## start

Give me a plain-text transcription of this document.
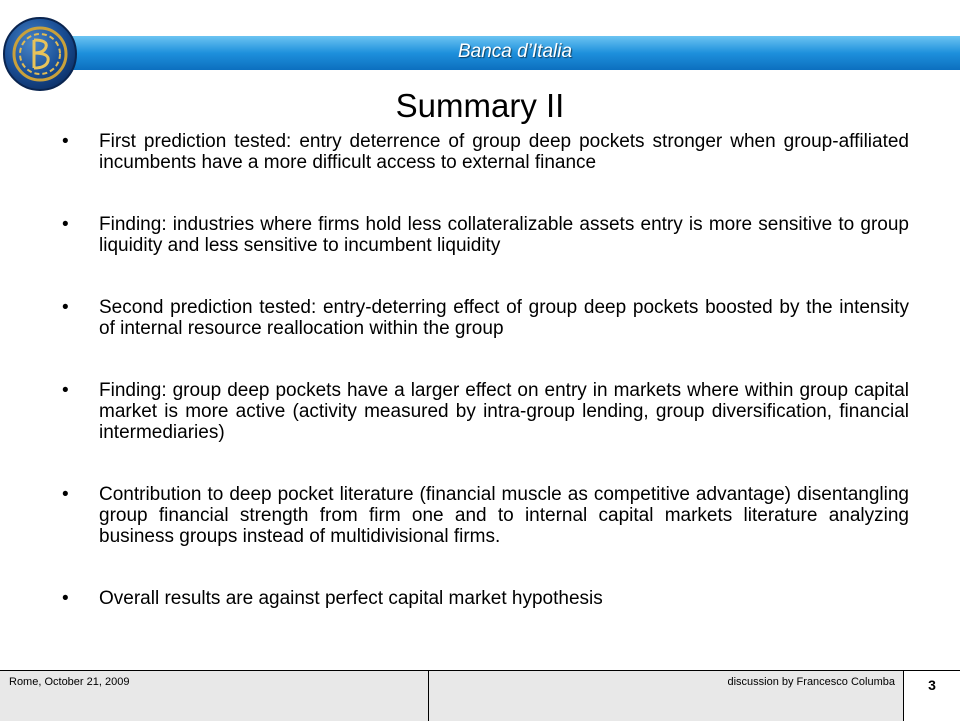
Banca d’Italia
Summary II
• First prediction tested: entry deterrence of group deep pockets stronger when group-affiliated incumbents have a more difficult access to external finance
• Finding: industries where firms hold less collateralizable assets entry is more sensitive to group liquidity and less sensitive to incumbent liquidity
• Second prediction tested: entry-deterring effect of group deep pockets boosted by the intensity of internal resource reallocation within the group
• Finding: group deep pockets have a larger effect on entry in markets where within group capital market is more active (activity measured by intra-group lending, group diversification, financial intermediaries)
• Contribution to deep pocket literature (financial muscle as competitive advantage) disentangling group financial strength from firm one and to internal capital markets literature analyzing business groups instead of multidivisional firms.
• Overall results are against perfect capital market hypothesis
Rome, October 21, 2009	discussion by Francesco Columba	3
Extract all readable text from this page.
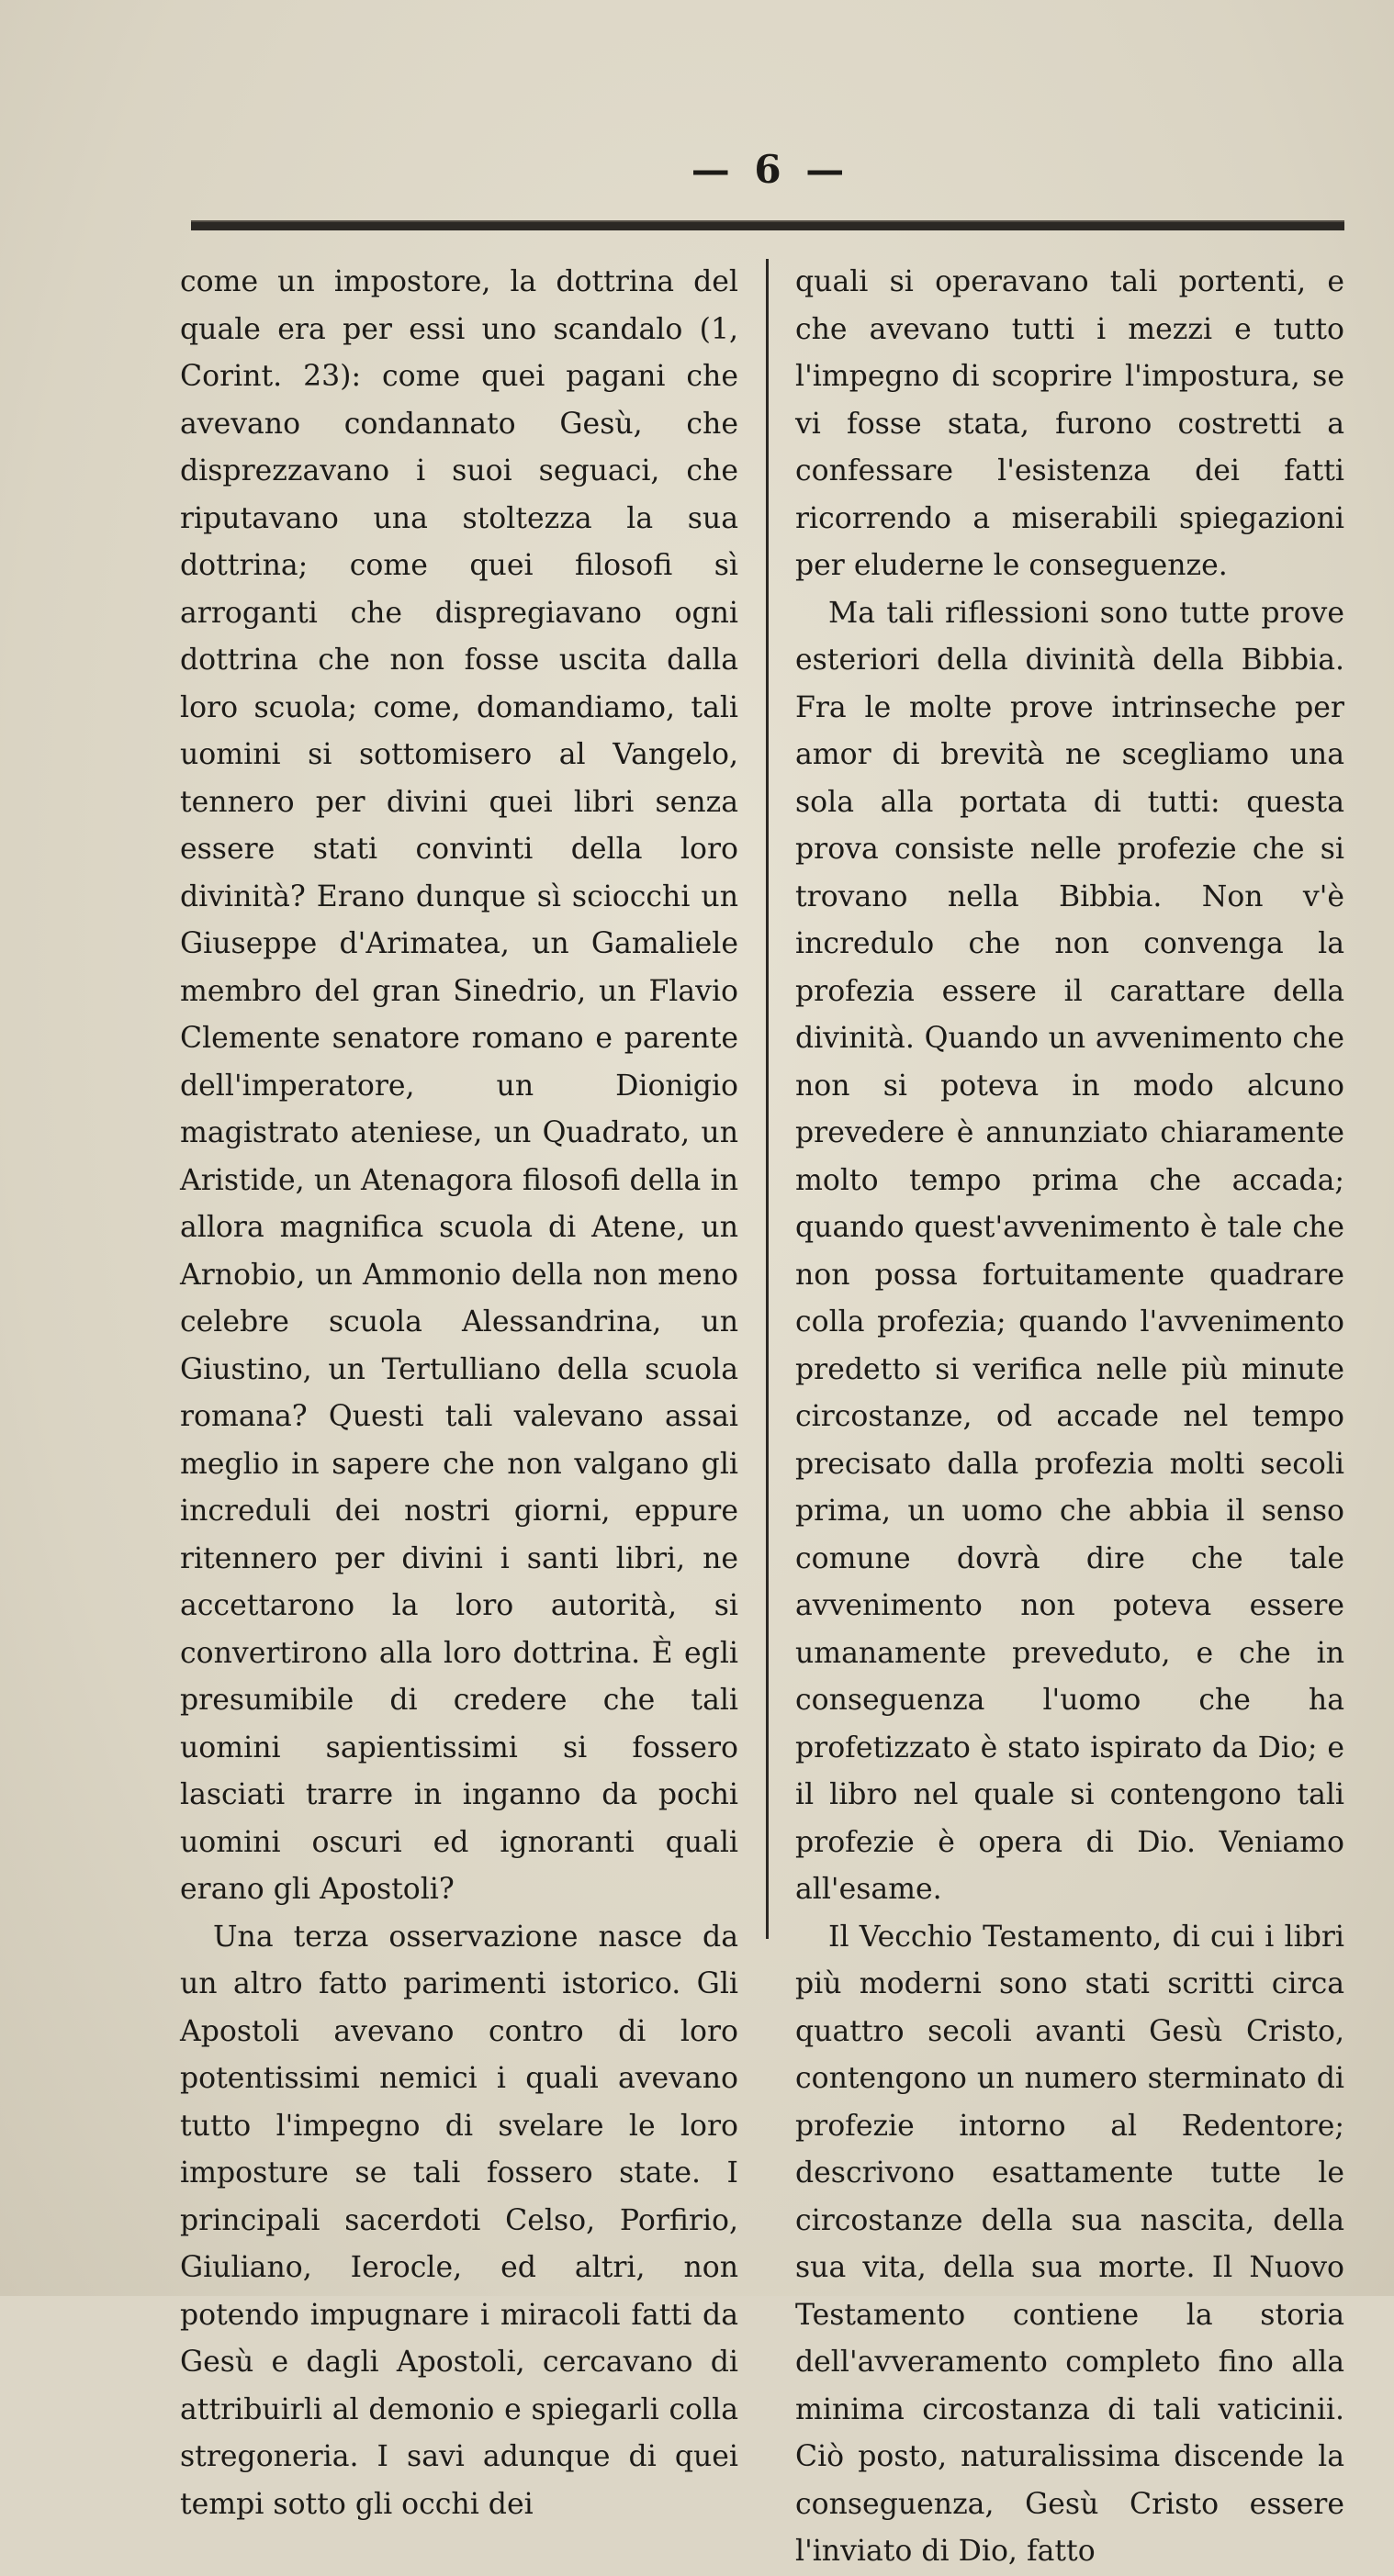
— 6 —

come un impostore, la dottrina del quale era per essi uno scandalo (1, Corint. 23): come quei pagani che avevano condannato Gesù, che disprezzavano i suoi seguaci, che riputavano una stoltezza la sua dottrina; come quei filosofi sì arroganti che dispregiavano ogni dottrina che non fosse uscita dalla loro scuola; come, domandiamo, tali uomini si sottomisero al Vangelo, tennero per divini quei libri senza essere stati convinti della loro divinità? Erano dunque sì sciocchi un Giuseppe d'Arimatea, un Gamaliele membro del gran Sinedrio, un Flavio Clemente senatore romano e parente dell'imperatore, un Dionigio magistrato ateniese, un Quadrato, un Aristide, un Atenagora filosofi della in allora magnifica scuola di Atene, un Arnobio, un Ammonio della non meno celebre scuola Alessandrina, un Giustino, un Tertulliano della scuola romana? Questi tali valevano assai meglio in sapere che non valgano gli increduli dei nostri giorni, eppure ritennero per divini i santi libri, ne accettarono la loro autorità, si convertirono alla loro dottrina. È egli presumibile di credere che tali uomini sapientissimi si fossero lasciati trarre in inganno da pochi uomini oscuri ed ignoranti quali erano gli Apostoli?

Una terza osservazione nasce da un altro fatto parimenti istorico. Gli Apostoli avevano contro di loro potentissimi nemici i quali avevano tutto l'impegno di svelare le loro imposture se tali fossero state. I principali sacerdoti Celso, Porfirio, Giuliano, Ierocle, ed altri, non potendo impugnare i miracoli fatti da Gesù e dagli Apostoli, cercavano di attribuirli al demonio e spiegarli colla stregoneria. I savi adunque di quei tempi sotto gli occhi dei

quali si operavano tali portenti, e che avevano tutti i mezzi e tutto l'impegno di scoprire l'impostura, se vi fosse stata, furono costretti a confessare l'esistenza dei fatti ricorrendo a miserabili spiegazioni per eluderne le conseguenze.

Ma tali riflessioni sono tutte prove esteriori della divinità della Bibbia. Fra le molte prove intrinseche per amor di brevità ne scegliamo una sola alla portata di tutti: questa prova consiste nelle profezie che si trovano nella Bibbia. Non v'è incredulo che non convenga la profezia essere il carattare della divinità. Quando un avvenimento che non si poteva in modo alcuno prevedere è annunziato chiaramente molto tempo prima che accada; quando quest'avvenimento è tale che non possa fortuitamente quadrare colla profezia; quando l'avvenimento predetto si verifica nelle più minute circostanze, od accade nel tempo precisato dalla profezia molti secoli prima, un uomo che abbia il senso comune dovrà dire che tale avvenimento non poteva essere umanamente preveduto, e che in conseguenza l'uomo che ha profetizzato è stato ispirato da Dio; e il libro nel quale si contengono tali profezie è opera di Dio. Veniamo all'esame.

Il Vecchio Testamento, di cui i libri più moderni sono stati scritti circa quattro secoli avanti Gesù Cristo, contengono un numero sterminato di profezie intorno al Redentore; descrivono esattamente tutte le circostanze della sua nascita, della sua vita, della sua morte. Il Nuovo Testamento contiene la storia dell'avveramento completo fino alla minima circostanza di tali vaticinii. Ciò posto, naturalissima discende la conseguenza, Gesù Cristo essere l'inviato di Dio, fatto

## end

(INSTRUCTION): Find every line holding the word "firms"; give their count and nothing else.

(RESPONSE TO THIS TASK): 2